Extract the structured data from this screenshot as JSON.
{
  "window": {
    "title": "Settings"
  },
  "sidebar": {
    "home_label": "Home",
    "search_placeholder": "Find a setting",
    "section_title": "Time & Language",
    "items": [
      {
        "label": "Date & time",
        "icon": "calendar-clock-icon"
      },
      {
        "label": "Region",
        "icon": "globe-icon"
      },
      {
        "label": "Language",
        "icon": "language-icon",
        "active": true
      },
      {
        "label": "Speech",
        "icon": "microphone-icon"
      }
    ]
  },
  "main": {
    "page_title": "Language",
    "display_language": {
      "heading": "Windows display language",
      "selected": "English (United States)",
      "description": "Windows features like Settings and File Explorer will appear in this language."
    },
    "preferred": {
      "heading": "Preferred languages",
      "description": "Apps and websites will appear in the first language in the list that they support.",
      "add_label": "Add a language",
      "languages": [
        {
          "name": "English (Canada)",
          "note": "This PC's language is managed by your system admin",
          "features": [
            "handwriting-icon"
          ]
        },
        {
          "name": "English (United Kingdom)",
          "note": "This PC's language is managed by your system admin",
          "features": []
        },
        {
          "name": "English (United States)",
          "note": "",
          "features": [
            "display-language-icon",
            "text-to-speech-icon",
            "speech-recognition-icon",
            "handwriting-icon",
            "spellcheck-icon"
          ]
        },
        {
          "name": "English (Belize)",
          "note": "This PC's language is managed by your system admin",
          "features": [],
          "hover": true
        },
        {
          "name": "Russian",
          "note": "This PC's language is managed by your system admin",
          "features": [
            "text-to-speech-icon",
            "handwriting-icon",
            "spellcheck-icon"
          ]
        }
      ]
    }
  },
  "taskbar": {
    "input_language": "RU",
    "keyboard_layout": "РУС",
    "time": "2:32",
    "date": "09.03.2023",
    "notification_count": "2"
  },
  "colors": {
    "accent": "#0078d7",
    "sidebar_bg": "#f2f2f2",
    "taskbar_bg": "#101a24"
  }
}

··········

**Exercise brief**
State the number of lines in the records that contain the string "Settings", and nothing more.

**Complete answer**
2